» Stated problem:
Without pictures, output exactly the lines running from the line containing "What data populates" to the end of the listing below.
::: Exercise material
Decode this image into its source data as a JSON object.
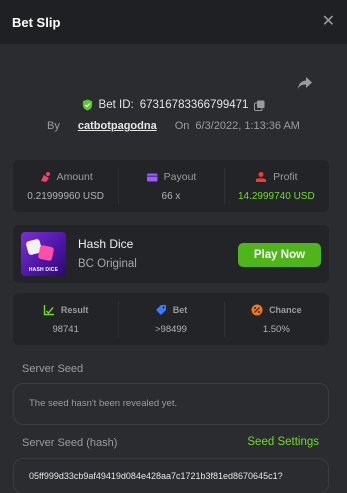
{
  "header": {
    "title": "Bet Slip",
    "close_icon": "close-icon"
  },
  "bet": {
    "id_label": "Bet ID:",
    "id_value": "67316783366799471",
    "by_label": "By",
    "username": "catbotpagodna",
    "on_label": "On",
    "datetime": "6/3/2022, 1:13:36 AM"
  },
  "stats": {
    "amount": {
      "label": "Amount",
      "value": "0.21999960 USD",
      "icon": "coin-bag-icon",
      "color": "#f0436e"
    },
    "payout": {
      "label": "Payout",
      "value": "66 x",
      "icon": "wallet-icon",
      "color": "#9b5cff"
    },
    "profit": {
      "label": "Profit",
      "value": "14.2999740 USD",
      "icon": "hand-coin-icon",
      "color": "#ef3b3b"
    }
  },
  "game": {
    "thumb_label": "HASH DICE",
    "name": "Hash Dice",
    "provider": "BC Original",
    "play_label": "Play Now"
  },
  "results": {
    "result": {
      "label": "Result",
      "value": "98741",
      "icon": "check-chart-icon",
      "color": "#6fdc2a"
    },
    "bet": {
      "label": "Bet",
      "value": ">98499",
      "icon": "tag-icon",
      "color": "#3a7bff"
    },
    "chance": {
      "label": "Chance",
      "value": "1.50%",
      "icon": "percent-icon",
      "color": "#f27a1a"
    }
  },
  "seeds": {
    "server_seed_label": "Server Seed",
    "server_seed_text": "The seed hasn't been revealed yet.",
    "hash_label": "Server Seed (hash)",
    "settings_label": "Seed Settings",
    "hash_value": "05ff999d33cb9af49419d084e428aa7c1721b3f81ed8670645c1?"
  },
  "colors": {
    "accent_green": "#6fdc2a",
    "play_button": "#4fb51b"
  }
}
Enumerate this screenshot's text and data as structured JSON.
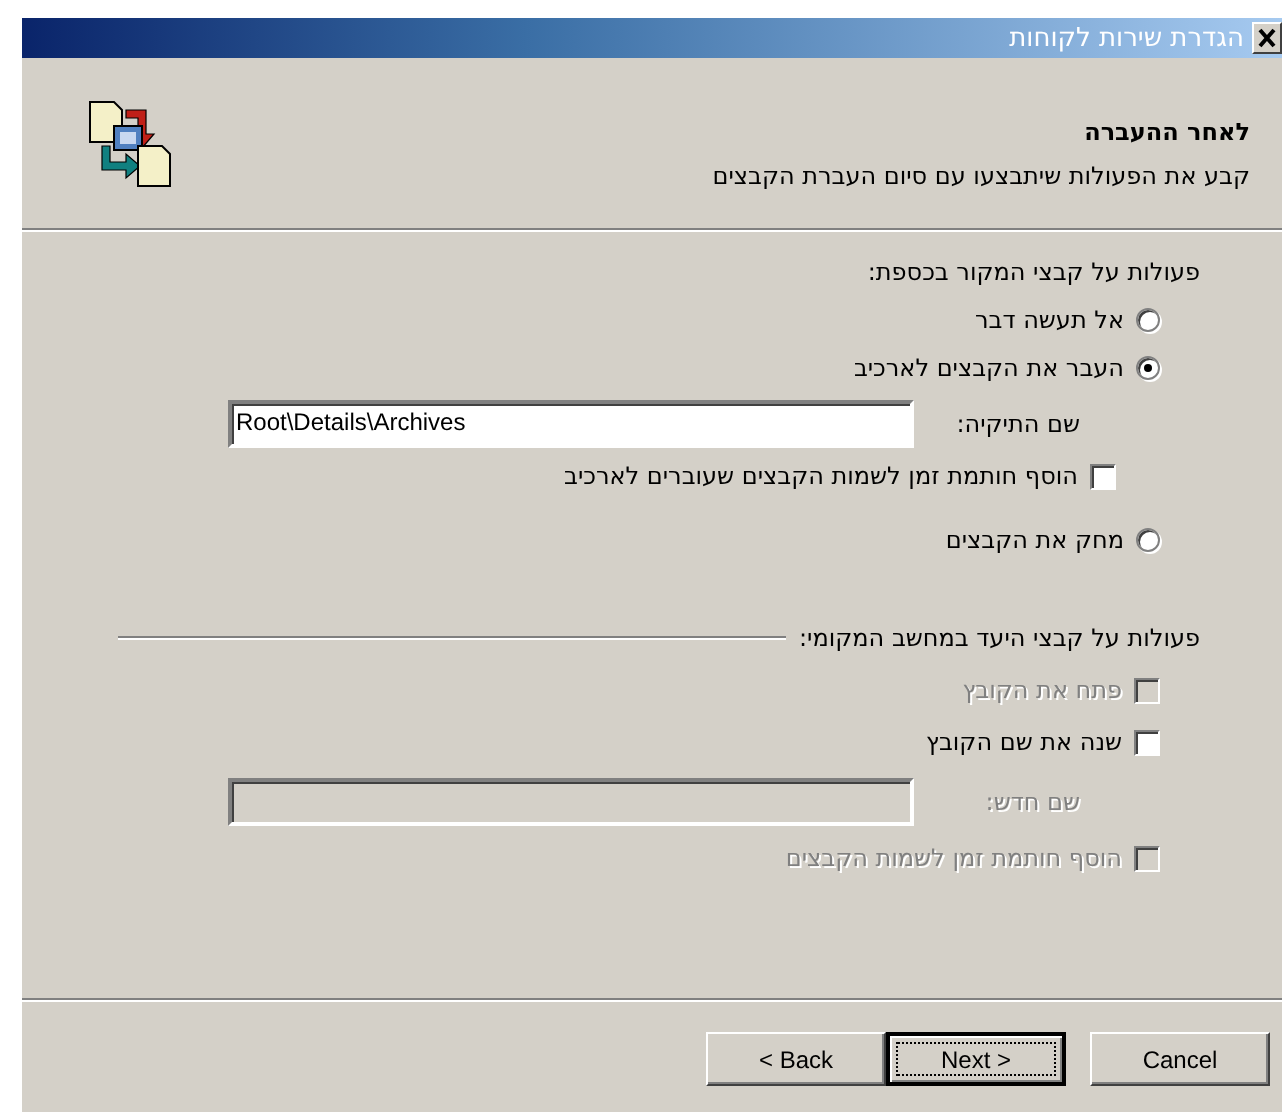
{
  "window": {
    "title": "הגדרת שירות לקוחות"
  },
  "header": {
    "title": "לאחר ההעברה",
    "subtitle": "קבע את הפעולות שיתבצעו עם סיום העברת הקבצים"
  },
  "source_section": {
    "label": "פעולות על קבצי המקור בכספת:",
    "options": [
      {
        "kind": "radio",
        "label": "אל תעשה דבר",
        "selected": false
      },
      {
        "kind": "radio",
        "label": "העבר את הקבצים לארכיב",
        "selected": true
      },
      {
        "kind": "field",
        "label": "שם התיקיה:",
        "value": "Root\\Details\\Archives",
        "disabled": false
      },
      {
        "kind": "checkbox",
        "label": "הוסף חותמת זמן לשמות הקבצים שעוברים לארכיב",
        "checked": false,
        "disabled": false
      },
      {
        "kind": "radio",
        "label": "מחק את הקבצים",
        "selected": false
      }
    ]
  },
  "target_section": {
    "label": "פעולות על קבצי היעד במחשב המקומי:",
    "options": [
      {
        "kind": "checkbox",
        "label": "פתח את הקובץ",
        "checked": false,
        "disabled": true
      },
      {
        "kind": "checkbox",
        "label": "שנה את שם הקובץ",
        "checked": false,
        "disabled": false
      },
      {
        "kind": "field",
        "label": "שם חדש:",
        "disabled": true
      },
      {
        "kind": "checkbox",
        "label": "הוסף חותמת זמן לשמות הקבצים",
        "checked": false,
        "disabled": true
      }
    ]
  },
  "buttons": [
    {
      "label": "Cancel",
      "default": false
    },
    {
      "label": "Next >",
      "default": true
    },
    {
      "label": "< Back",
      "default": false
    }
  ]
}
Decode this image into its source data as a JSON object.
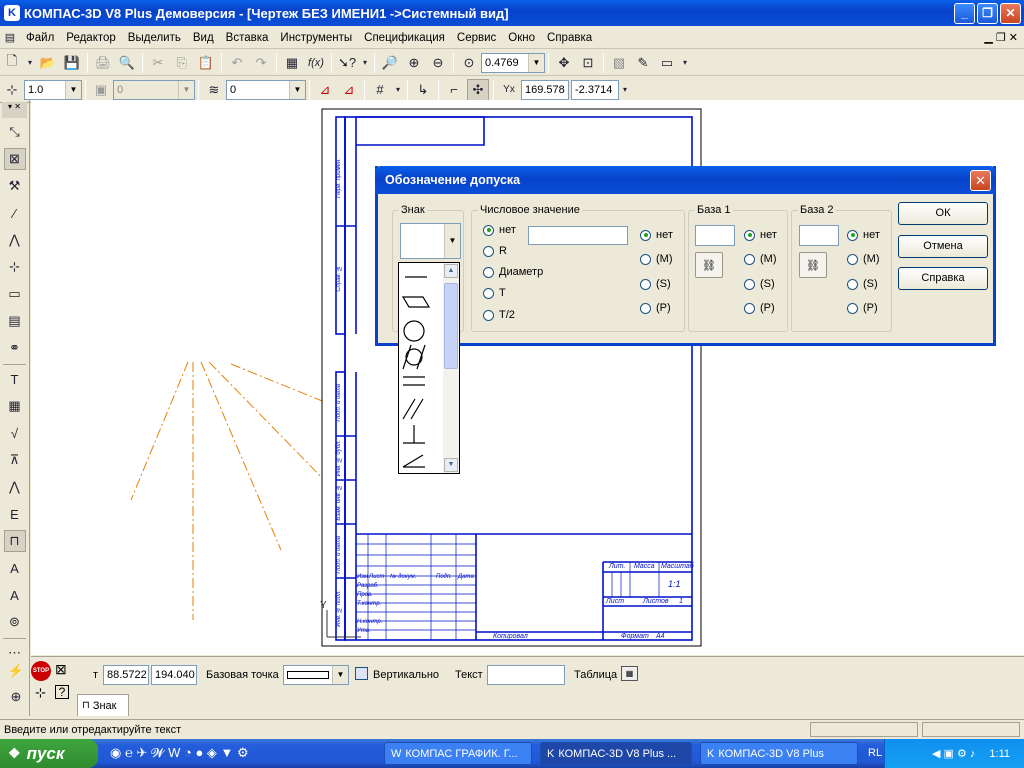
{
  "window": {
    "title": "КОМПАС-3D V8 Plus Демоверсия - [Чертеж БЕЗ ИМЕНИ1 ->Системный вид]",
    "controls": [
      "minimize",
      "restore",
      "close"
    ]
  },
  "menu": {
    "items": [
      "Файл",
      "Редактор",
      "Выделить",
      "Вид",
      "Вставка",
      "Инструменты",
      "Спецификация",
      "Сервис",
      "Окно",
      "Справка"
    ]
  },
  "toolbar1": {
    "zoom_value": "0.4769"
  },
  "toolbar2": {
    "step_value": "1.0",
    "layer_value_disabled": "0",
    "style_value": "0",
    "coord_x": "169.578",
    "coord_y": "-2.3714"
  },
  "drawing": {
    "stamp_labels": {
      "lit": "Лит.",
      "massa": "Масса",
      "masshtab": "Масштаб",
      "scale_value": "1:1",
      "list": "Лист",
      "listov": "Листов",
      "listov_value": "1",
      "kopiroval": "Копировал",
      "format": "Формат",
      "format_value": "А4",
      "izm": "Изм",
      "list_small": "Лист",
      "ndokum": "№ докум.",
      "podp": "Подп.",
      "data": "Дата",
      "razrab": "Разраб.",
      "prov": "Пров.",
      "tkontr": "Т.контр.",
      "nkontr": "Н.контр.",
      "utv": "Утв."
    },
    "side_labels": [
      "Перв. примен.",
      "Справ. №",
      "Подп. и дата",
      "Инв. № дубл.",
      "Взам. инв. №",
      "Подп. и дата",
      "Инв. № подл."
    ],
    "axis_label": "Y"
  },
  "dialog": {
    "title": "Обозначение допуска",
    "znak": {
      "legend": "Знак",
      "symbols": [
        "straightness",
        "flatness",
        "circularity",
        "cylindricity",
        "parallelism",
        "parallelism-double",
        "perpendicularity",
        "angularity"
      ]
    },
    "value": {
      "legend": "Числовое значение",
      "options": [
        "нет",
        "R",
        "Диаметр",
        "T",
        "T/2"
      ],
      "selected": 0,
      "input": "",
      "modifiers": [
        "нет",
        "(M)",
        "(S)",
        "(P)"
      ],
      "modifier_selected": 0
    },
    "baza1": {
      "legend": "База 1",
      "input": "",
      "modifiers": [
        "нет",
        "(M)",
        "(S)",
        "(P)"
      ],
      "selected": 0
    },
    "baza2": {
      "legend": "База 2",
      "input": "",
      "modifiers": [
        "нет",
        "(M)",
        "(S)",
        "(P)"
      ],
      "selected": 0
    },
    "buttons": {
      "ok": "ОК",
      "cancel": "Отмена",
      "help": "Справка"
    }
  },
  "propbar": {
    "t_label": "т",
    "x_value": "88.5722",
    "y_value": "194.040",
    "base_point_label": "Базовая точка",
    "vertical_label": "Вертикально",
    "text_label": "Текст",
    "text_value": "",
    "table_label": "Таблица",
    "tab_label": "Знак"
  },
  "status": {
    "text": "Введите или отредактируйте текст"
  },
  "taskbar": {
    "start_label": "пуск",
    "tasks": [
      "КОМПАС ГРАФИК. Г...",
      "КОМПАС-3D V8 Plus ...",
      "КОМПАС-3D V8 Plus"
    ],
    "lang": "RL",
    "clock": "1:11"
  }
}
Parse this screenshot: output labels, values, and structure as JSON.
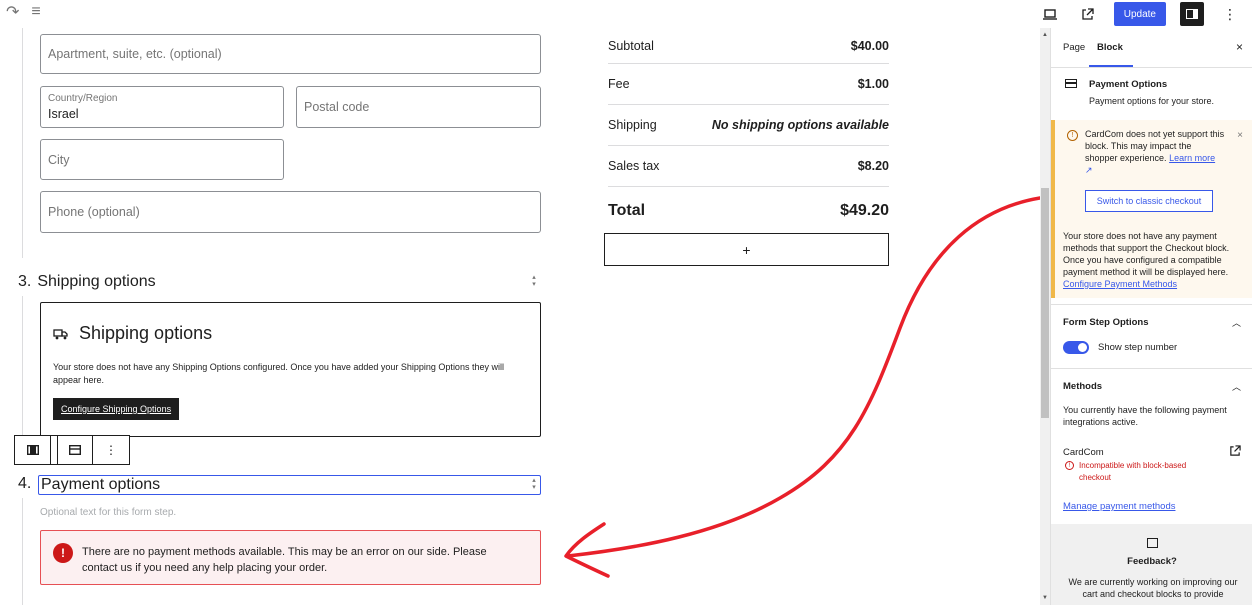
{
  "topbar": {
    "redo_icon": "↷",
    "list_icon": "≡",
    "update_label": "Update"
  },
  "address": {
    "apartment_placeholder": "Apartment, suite, etc. (optional)",
    "country_label": "Country/Region",
    "country_value": "Israel",
    "postal_placeholder": "Postal code",
    "city_placeholder": "City",
    "phone_placeholder": "Phone (optional)"
  },
  "shipping_step": {
    "number": "3.",
    "title": "Shipping options",
    "box_title": "Shipping options",
    "box_text": "Your store does not have any Shipping Options configured. Once you have added your Shipping Options they will appear here.",
    "box_button": "Configure Shipping Options"
  },
  "payment_step": {
    "number": "4.",
    "title": "Payment options",
    "optional_text": "Optional text for this form step.",
    "error_icon": "!",
    "error_text": "There are no payment methods available. This may be an error on our side. Please contact us if you need any help placing your order."
  },
  "totals": {
    "rows": [
      {
        "label": "Subtotal",
        "value": "$40.00"
      },
      {
        "label": "Fee",
        "value": "$1.00"
      },
      {
        "label": "Shipping",
        "value": "No shipping options available"
      },
      {
        "label": "Sales tax",
        "value": "$8.20"
      }
    ],
    "total_label": "Total",
    "total_value": "$49.20",
    "add_label": "+"
  },
  "sidebar": {
    "tab_page": "Page",
    "tab_block": "Block",
    "close": "×",
    "block_title": "Payment Options",
    "block_desc": "Payment options for your store.",
    "warning_text": "CardCom does not yet support this block. This may impact the shopper experience.",
    "warning_link": "Learn more",
    "warning_ext": "↗",
    "switch_button": "Switch to classic checkout",
    "no_methods_text": "Your store does not have any payment methods that support the Checkout block. Once you have configured a compatible payment method it will be displayed here.",
    "configure_link": "Configure Payment Methods",
    "form_step_title": "Form Step Options",
    "show_step_label": "Show step number",
    "methods_title": "Methods",
    "methods_text": "You currently have the following payment integrations active.",
    "method_name": "CardCom",
    "method_error": "Incompatible with block-based checkout",
    "manage_link": "Manage payment methods",
    "feedback_title": "Feedback?",
    "feedback_text": "We are currently working on improving our cart and checkout blocks to provide"
  },
  "annotation_color": "#e8202a"
}
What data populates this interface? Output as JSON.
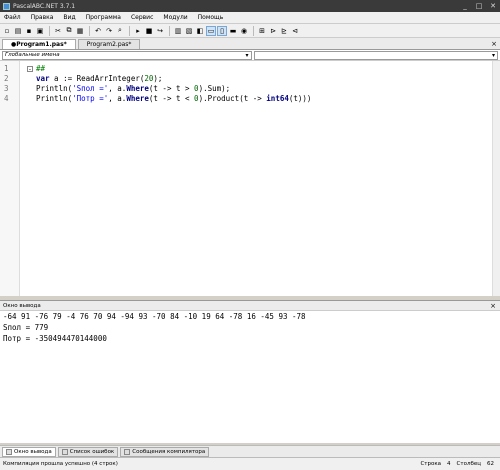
{
  "window": {
    "title": "PascalABC.NET 3.7.1",
    "minimize": "_",
    "maximize": "□",
    "close": "✕"
  },
  "menu": [
    "Файл",
    "Правка",
    "Вид",
    "Программа",
    "Сервис",
    "Модули",
    "Помощь"
  ],
  "tabs": [
    {
      "label": "●Program1.pas*",
      "active": true
    },
    {
      "label": "Program2.pas*",
      "active": false
    }
  ],
  "tab_close": "×",
  "scope": {
    "left": "Глобальные имена",
    "left_arrow": "▾",
    "right_arrow": "▾"
  },
  "editor": {
    "line_numbers": [
      "1",
      "2",
      "3",
      "4"
    ],
    "fold_marker": "-"
  },
  "output": {
    "header": "Окно вывода",
    "close": "×",
    "lines": [
      "-64 91 -76 79 -4 76 70 94 -94 93 -70 84 -10 19 64 -78 16 -45 93 -78",
      "Sпол = 779",
      "Потр = -350494470144000"
    ]
  },
  "bottom_tabs": [
    "Окно вывода",
    "Список ошибок",
    "Сообщения компилятора"
  ],
  "status": {
    "message": "Компиляция прошла успешно (4 строк)",
    "row_label": "Строка",
    "row": "4",
    "col_label": "Столбец",
    "col": "62"
  }
}
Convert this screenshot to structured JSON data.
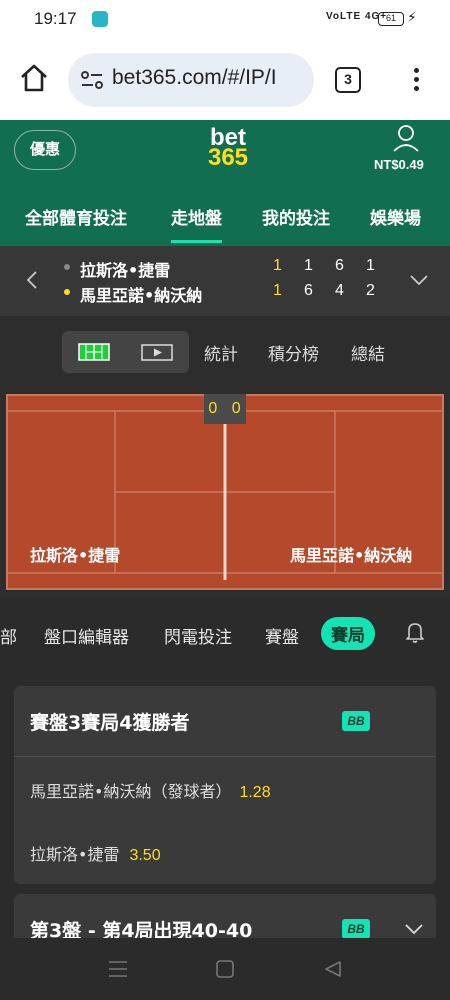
::::::
» Worked answer:
What data populates this interface? Output as JSON.
{
  "window": {
    "title": "PascalABC.NET 3.7.1",
    "minimize": "_",
    "maximize": "□",
    "close": "✕"
  },
  "menu": [
    "Файл",
    "Правка",
    "Вид",
    "Программа",
    "Сервис",
    "Модули",
    "Помощь"
  ],
  "tabs": [
    {
      "label": "●Program1.pas*",
      "active": true
    },
    {
      "label": "Program2.pas*",
      "active": false
    }
  ],
  "tab_close": "×",
  "scope": {
    "left": "Глобальные имена",
    "left_arrow": "▾",
    "right_arrow": "▾"
  },
  "editor": {
    "line_numbers": [
      "1",
      "2",
      "3",
      "4"
    ],
    "fold_marker": "-"
  },
  "output": {
    "header": "Окно вывода",
    "close": "×",
    "lines": [
      "-64 91 -76 79 -4 76 70 94 -94 93 -70 84 -10 19 64 -78 16 -45 93 -78",
      "Sпол = 779",
      "Потр = -350494470144000"
    ]
  },
  "bottom_tabs": [
    "Окно вывода",
    "Список ошибок",
    "Сообщения компилятора"
  ],
  "status": {
    "message": "Компиляция прошла успешно (4 строк)",
    "row_label": "Строка",
    "row": "4",
    "col_label": "Столбец",
    "col": "62"
  }
}
Convert this screenshot to structured JSON data.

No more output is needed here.